SUPPLIED TEXT:
/---
I think that in each set of those, there is different competitors. What I think is happening is people actually get what we have been talking about for 15 or 20 years that there is a very large niche of customers that care about something more than simply how lower the price is and how much food you get. They care about the positive energy, the self esteem, how they feel about if they took quality of the experience.

Some might say that’s part of the fast-casual paradigm that we share with others. And I think that in the context of that understanding and the success over a very long time of Panera, I think that you see as I think we all do that you have increasingly chef-driven restaurants in Suburbia on one side, you have better fast food and I don’t even mean the classic fast food guys, but some might say that the limited menu fast-casual players are really in essence chef-driven, higher-quality food. And then you have QSR itself which is increasingly redeveloping and understands that environments matter in a profound way and the totality of the experience matters.

And so I think you have all those things playing out, not in a given quarter but over many, many, many years and I think for us who have been at this for a long time, I think the action is continuing to own our space and continuing to do a better job than others do at what we have to do.

Operator

We'll take a question from David Tarantino with Robert W. Baird.

David Tarantino - Robert W. Baird

I wanted to get more perspective on Ron's commentary about the strength and some of the higher price signature items and specifically I was wondering if you could talk about any customer feedback you have on Panera’s value proposition today and perhaps give us a sense for how much more room you think you have in driving further penetration of some of these higher-quality, higher-price point offerings.
\---
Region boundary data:
/---
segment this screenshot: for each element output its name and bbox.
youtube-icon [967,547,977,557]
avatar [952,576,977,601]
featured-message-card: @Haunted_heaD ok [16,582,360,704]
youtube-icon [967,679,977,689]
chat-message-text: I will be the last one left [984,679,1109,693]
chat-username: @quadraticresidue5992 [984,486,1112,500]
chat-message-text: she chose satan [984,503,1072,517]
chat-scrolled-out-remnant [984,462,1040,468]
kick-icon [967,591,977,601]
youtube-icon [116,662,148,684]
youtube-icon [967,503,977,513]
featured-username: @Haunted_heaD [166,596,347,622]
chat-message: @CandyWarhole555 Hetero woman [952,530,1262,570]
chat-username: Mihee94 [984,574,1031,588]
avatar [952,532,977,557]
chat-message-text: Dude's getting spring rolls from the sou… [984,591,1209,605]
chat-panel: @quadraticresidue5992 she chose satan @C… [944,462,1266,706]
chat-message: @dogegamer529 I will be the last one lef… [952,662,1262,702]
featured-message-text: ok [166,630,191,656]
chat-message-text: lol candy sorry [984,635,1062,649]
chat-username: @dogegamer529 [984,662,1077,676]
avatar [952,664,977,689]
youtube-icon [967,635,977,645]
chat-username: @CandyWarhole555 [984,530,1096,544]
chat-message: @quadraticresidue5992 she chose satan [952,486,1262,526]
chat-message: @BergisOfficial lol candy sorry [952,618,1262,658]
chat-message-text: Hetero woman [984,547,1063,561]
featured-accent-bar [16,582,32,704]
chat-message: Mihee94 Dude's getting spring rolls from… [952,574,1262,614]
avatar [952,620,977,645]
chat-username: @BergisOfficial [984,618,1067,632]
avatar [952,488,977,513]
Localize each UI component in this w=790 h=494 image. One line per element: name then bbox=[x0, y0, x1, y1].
\---
/---
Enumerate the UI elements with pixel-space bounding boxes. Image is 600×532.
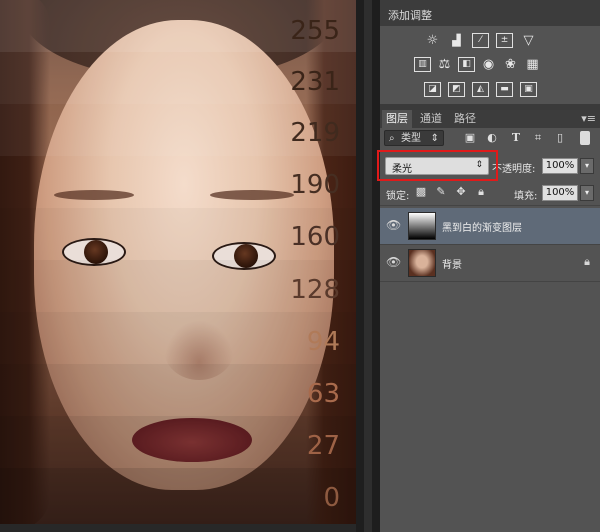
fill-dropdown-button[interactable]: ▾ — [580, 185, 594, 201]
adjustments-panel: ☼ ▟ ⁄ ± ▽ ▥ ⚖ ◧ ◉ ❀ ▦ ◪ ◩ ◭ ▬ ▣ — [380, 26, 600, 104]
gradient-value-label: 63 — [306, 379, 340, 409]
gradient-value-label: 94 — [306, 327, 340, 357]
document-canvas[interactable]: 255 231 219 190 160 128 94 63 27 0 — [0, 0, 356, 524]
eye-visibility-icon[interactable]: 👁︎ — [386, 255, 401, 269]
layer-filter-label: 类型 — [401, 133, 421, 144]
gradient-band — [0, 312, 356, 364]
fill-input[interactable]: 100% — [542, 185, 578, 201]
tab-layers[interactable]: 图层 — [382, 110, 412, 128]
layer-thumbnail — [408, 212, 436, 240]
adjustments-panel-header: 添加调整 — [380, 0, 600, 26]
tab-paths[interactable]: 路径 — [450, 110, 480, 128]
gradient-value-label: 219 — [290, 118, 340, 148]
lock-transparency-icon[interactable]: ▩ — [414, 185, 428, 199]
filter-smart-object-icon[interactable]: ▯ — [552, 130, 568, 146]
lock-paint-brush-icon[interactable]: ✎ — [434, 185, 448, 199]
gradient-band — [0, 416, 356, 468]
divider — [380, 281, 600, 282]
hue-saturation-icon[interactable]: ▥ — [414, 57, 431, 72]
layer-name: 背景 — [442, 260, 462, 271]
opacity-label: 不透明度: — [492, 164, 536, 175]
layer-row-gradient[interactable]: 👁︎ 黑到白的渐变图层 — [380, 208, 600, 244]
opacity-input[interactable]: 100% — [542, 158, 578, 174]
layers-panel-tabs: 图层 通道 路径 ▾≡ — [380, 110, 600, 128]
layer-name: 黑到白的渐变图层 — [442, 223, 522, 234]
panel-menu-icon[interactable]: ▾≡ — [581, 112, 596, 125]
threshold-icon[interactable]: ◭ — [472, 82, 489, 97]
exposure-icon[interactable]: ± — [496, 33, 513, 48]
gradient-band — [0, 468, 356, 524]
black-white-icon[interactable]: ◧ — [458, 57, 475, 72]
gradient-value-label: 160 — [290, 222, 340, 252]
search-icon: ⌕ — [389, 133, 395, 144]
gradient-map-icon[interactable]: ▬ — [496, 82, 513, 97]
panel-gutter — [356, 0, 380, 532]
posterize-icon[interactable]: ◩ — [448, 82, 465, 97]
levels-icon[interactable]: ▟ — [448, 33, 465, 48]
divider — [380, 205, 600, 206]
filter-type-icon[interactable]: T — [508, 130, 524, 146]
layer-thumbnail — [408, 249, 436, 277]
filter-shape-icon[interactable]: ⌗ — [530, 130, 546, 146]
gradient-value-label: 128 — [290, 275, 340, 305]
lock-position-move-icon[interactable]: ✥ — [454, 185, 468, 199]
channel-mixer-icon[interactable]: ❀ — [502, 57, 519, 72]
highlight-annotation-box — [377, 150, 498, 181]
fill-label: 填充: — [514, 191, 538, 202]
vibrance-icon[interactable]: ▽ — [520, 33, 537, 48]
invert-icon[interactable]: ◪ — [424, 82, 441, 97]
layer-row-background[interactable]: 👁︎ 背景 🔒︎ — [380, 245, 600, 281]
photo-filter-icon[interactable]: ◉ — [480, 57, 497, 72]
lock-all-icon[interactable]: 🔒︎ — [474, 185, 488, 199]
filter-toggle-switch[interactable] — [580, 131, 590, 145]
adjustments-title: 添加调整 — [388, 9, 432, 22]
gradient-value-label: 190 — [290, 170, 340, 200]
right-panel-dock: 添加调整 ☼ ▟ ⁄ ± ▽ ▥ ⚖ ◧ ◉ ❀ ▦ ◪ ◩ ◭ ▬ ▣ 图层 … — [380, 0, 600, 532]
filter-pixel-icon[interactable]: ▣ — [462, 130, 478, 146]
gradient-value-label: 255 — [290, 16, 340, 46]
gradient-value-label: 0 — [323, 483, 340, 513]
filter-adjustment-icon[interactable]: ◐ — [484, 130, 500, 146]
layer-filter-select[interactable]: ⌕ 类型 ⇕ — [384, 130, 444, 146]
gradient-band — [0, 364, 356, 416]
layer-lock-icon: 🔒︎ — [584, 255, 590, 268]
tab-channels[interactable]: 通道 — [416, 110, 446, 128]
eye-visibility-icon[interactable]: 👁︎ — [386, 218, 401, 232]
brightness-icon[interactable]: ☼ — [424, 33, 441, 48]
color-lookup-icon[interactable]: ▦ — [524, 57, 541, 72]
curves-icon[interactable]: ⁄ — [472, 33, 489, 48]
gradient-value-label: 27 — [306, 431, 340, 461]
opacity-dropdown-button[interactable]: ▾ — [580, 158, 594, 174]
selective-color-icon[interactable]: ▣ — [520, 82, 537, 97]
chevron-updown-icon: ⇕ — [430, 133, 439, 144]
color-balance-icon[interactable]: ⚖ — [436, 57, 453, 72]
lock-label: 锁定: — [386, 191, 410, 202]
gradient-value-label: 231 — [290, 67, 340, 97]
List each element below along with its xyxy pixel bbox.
\---
WHAT TO DO:
[1] Answer these questions using the transcript.
(a) For how many years does the first speaker say they have been talking about the large niche of customers?
(b) What does the first speaker say QSR increasingly understands?
(c) Which firm is David Tarantino with?
[2] Quote the transcript word for word, beginning at the words "David Tarantino - Robert" and stopping after "higher-price point offerings.".

RESPONSES IN ORDER:
[1]
(a) 15 or 20 years.
(b) That environments matter in a profound way and the totality of the experience matters.
(c) Robert W. Baird.

[2]
David Tarantino - Robert W. Baird

I wanted to get more perspective on Ron's commentary about the strength and some of the higher price signature items and specifically I was wondering if you could talk about any customer feedback you have on Panera’s value proposition today and perhaps give us a sense for how much more room you think you have in driving further penetration of some of these higher-quality, higher-price point offerings.